◆ REQUIREMENT
Reproduce every line of the listing as written, apart from the pictures.

◆ EXERCISE INPUT
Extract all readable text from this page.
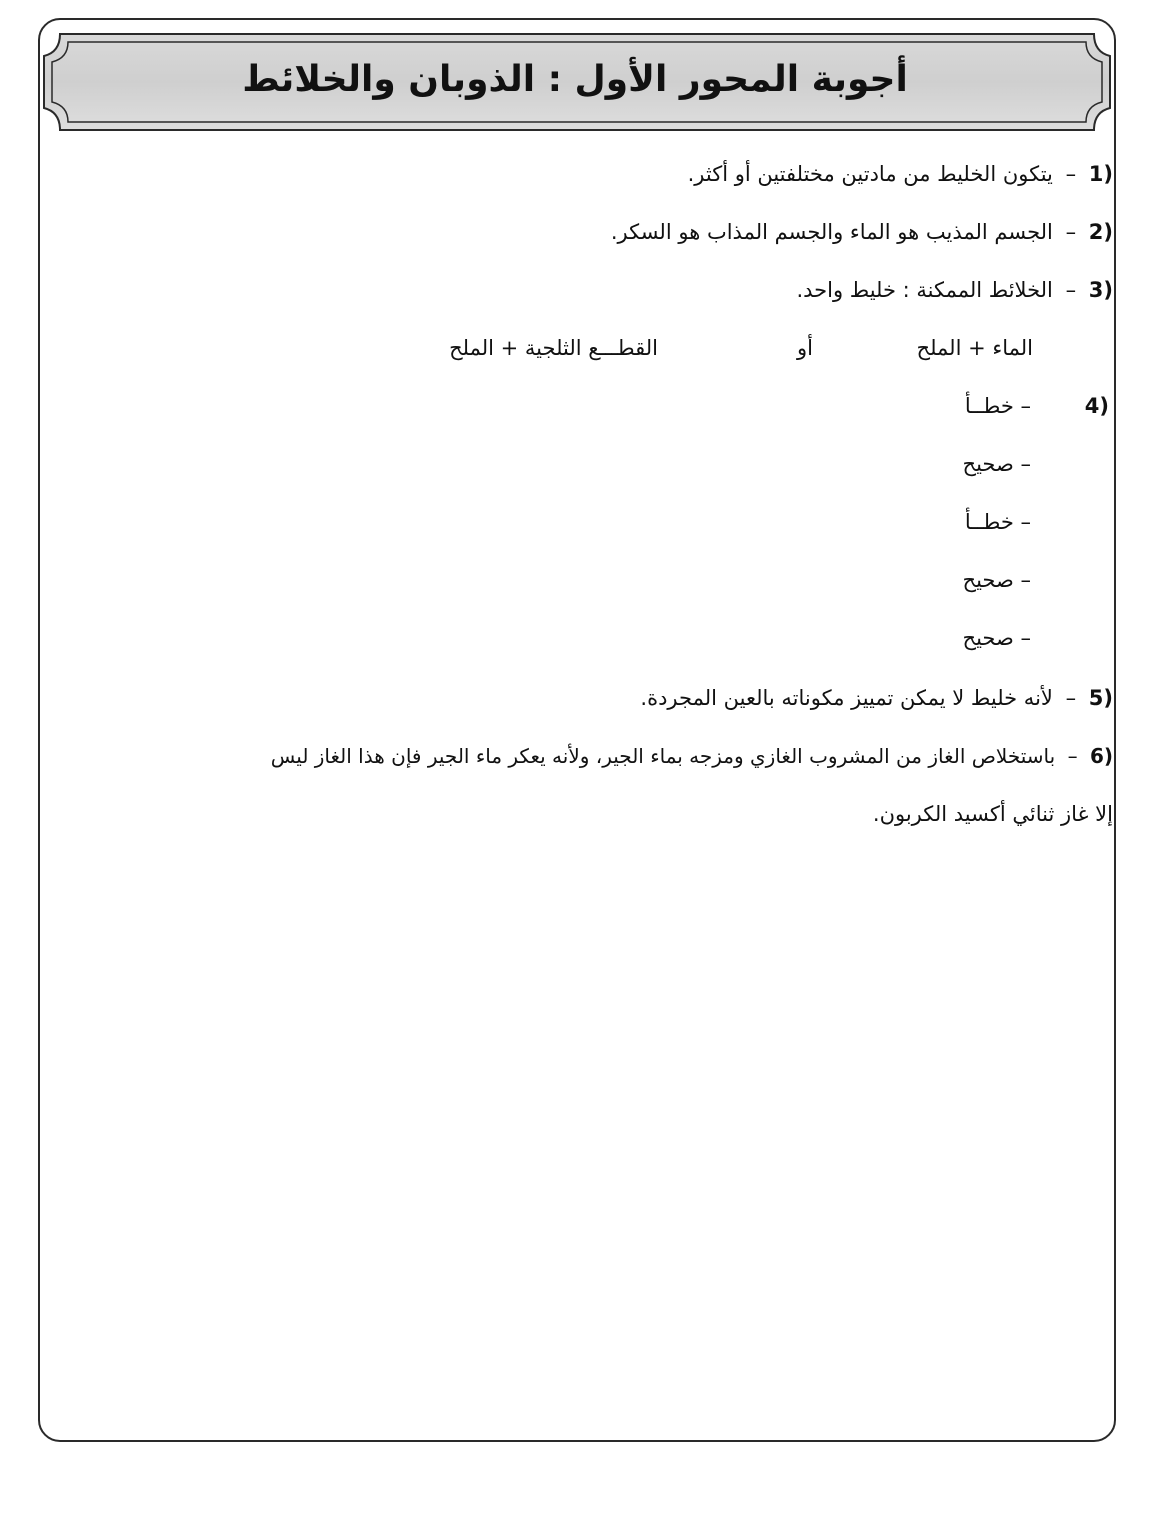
أجوبة المحور الأول : الذوبان والخلائط
(1 – يتكون الخليط من مادتين مختلفتين أو أكثر.
(2 – الجسم المذيب هو الماء والجسم المذاب هو السكر.
(3 – الخلائط الممكنة : خليط واحد.
الماء + الملح
أو
القطـــع الثلجية + الملح
(4
– خطــأ
– صحيح
– خطــأ
– صحيح
– صحيح
(5 – لأنه خليط لا يمكن تمييز مكوناته بالعين المجردة.
(6 – باستخلاص الغاز من المشروب الغازي ومزجه بماء الجير، ولأنه يعكر ماء الجير فإن هذا الغاز ليس
إلا غاز ثنائي أكسيد الكربون.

◆ COMPLETE RESPONSE
Extract all readable text from this page.
أجوبة المحور الأول : الذوبان والخلائط
(1 – يتكون الخليط من مادتين مختلفتين أو أكثر.
(2 – الجسم المذيب هو الماء والجسم المذاب هو السكر.
(3 – الخلائط الممكنة : خليط واحد.
الماء + الملح
أو
القطـــع الثلجية + الملح
(4
– خطــأ
– صحيح
– خطــأ
– صحيح
– صحيح
(5 – لأنه خليط لا يمكن تمييز مكوناته بالعين المجردة.
(6 – باستخلاص الغاز من المشروب الغازي ومزجه بماء الجير، ولأنه يعكر ماء الجير فإن هذا الغاز ليس
إلا غاز ثنائي أكسيد الكربون.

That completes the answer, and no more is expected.